▸ **THE EXERCISE**: Among the lines below, count those with "this". Give only the number.

┄┄┄┄┄┄┄┄┄┄┄┄┄┄┄┄┄┄┄┄

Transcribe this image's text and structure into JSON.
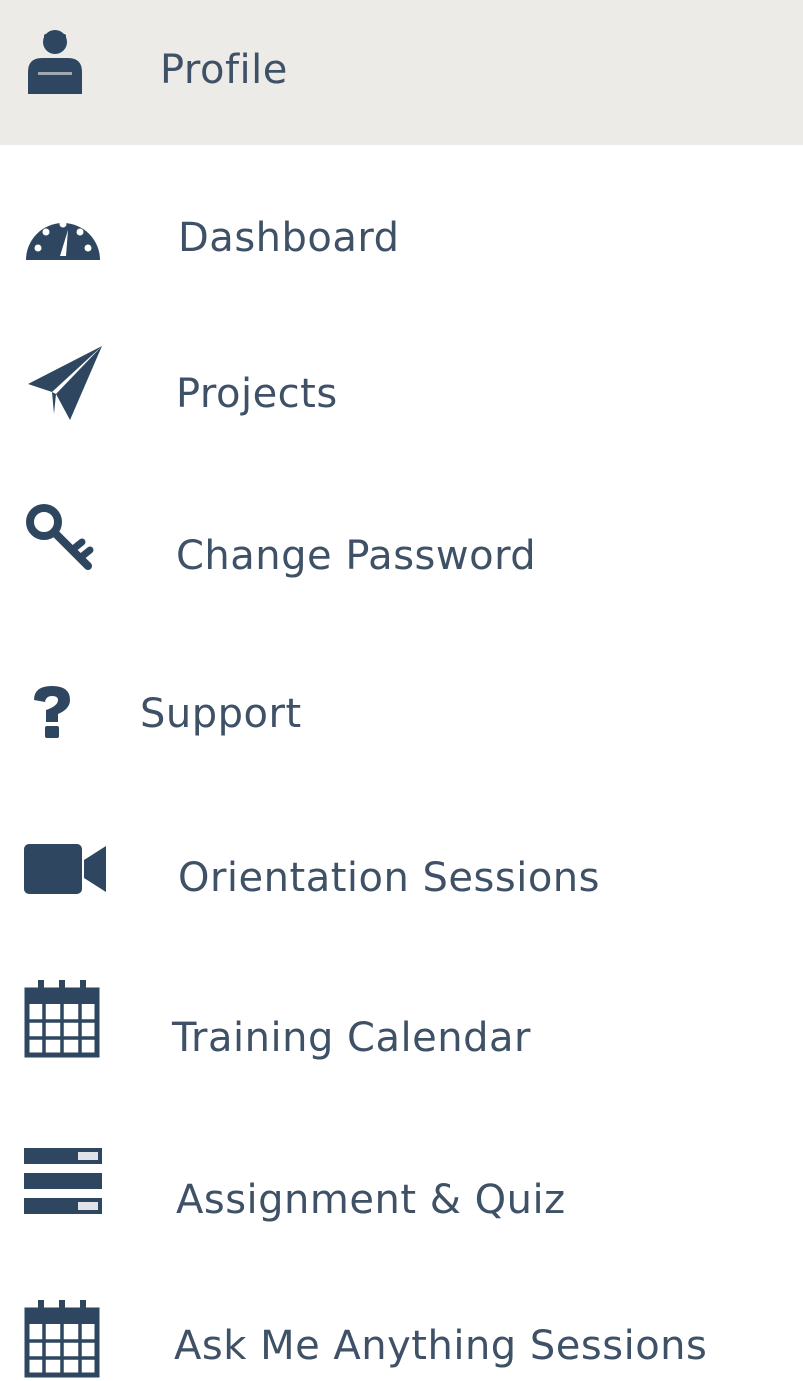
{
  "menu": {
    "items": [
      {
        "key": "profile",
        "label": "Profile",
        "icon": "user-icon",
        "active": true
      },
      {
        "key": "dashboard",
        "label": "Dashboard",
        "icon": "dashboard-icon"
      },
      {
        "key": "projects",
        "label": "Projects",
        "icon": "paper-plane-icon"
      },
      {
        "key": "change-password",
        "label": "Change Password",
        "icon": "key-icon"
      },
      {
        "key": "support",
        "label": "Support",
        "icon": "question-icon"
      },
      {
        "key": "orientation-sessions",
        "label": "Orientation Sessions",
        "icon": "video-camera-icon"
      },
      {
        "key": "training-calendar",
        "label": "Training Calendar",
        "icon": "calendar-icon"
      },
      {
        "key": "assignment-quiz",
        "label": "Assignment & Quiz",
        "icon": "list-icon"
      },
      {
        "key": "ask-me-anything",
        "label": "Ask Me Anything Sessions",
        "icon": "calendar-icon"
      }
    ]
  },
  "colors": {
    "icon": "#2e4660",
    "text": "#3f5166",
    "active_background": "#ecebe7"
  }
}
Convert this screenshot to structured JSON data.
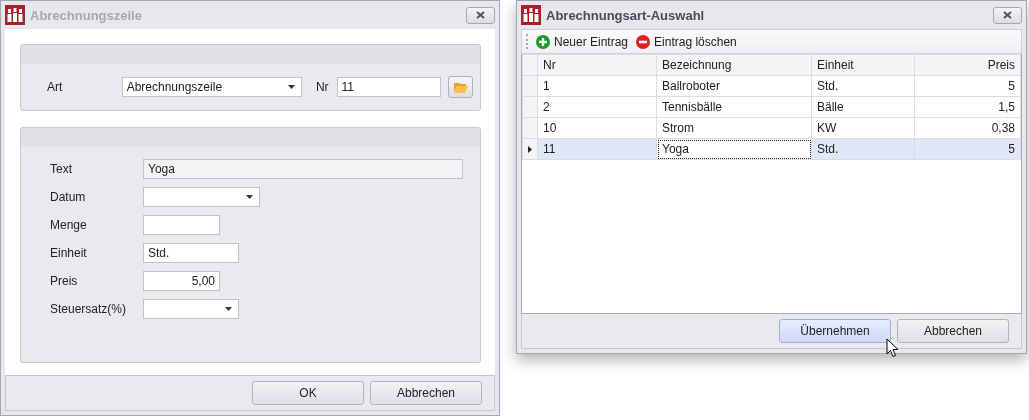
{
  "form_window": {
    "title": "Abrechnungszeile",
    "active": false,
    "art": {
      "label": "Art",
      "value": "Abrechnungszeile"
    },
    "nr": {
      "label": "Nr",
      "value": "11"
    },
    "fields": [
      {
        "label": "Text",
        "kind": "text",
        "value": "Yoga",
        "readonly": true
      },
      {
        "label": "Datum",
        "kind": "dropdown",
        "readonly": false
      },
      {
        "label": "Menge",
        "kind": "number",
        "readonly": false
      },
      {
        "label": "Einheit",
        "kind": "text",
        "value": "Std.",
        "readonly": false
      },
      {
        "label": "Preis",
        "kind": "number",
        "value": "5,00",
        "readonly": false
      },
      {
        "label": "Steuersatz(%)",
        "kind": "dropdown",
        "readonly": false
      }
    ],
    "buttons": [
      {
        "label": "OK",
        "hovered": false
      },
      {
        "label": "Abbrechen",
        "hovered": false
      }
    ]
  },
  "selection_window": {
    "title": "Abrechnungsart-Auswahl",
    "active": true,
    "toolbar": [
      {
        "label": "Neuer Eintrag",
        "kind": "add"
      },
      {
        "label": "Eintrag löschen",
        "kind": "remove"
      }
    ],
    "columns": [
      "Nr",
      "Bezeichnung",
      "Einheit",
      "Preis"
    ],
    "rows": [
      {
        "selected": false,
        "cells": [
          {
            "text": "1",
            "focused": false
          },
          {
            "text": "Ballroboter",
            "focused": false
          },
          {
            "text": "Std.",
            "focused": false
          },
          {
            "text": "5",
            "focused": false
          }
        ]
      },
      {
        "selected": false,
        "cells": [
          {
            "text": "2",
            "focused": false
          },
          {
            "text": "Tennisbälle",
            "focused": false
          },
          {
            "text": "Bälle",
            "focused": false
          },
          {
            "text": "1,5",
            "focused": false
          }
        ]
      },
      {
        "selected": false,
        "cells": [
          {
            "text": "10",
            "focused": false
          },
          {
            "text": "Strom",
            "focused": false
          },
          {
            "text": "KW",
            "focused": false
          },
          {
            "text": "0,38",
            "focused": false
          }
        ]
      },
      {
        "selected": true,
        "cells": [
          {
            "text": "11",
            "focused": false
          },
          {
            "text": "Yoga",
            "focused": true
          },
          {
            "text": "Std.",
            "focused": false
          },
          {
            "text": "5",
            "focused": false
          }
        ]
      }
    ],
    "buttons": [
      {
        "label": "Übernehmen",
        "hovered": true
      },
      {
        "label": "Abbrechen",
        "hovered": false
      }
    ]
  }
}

┄┄┄┄┄┄┄┄┄┄┄┄┄┄┄┄┄┄┄┄

▸ **TASK SOLUTION**: 2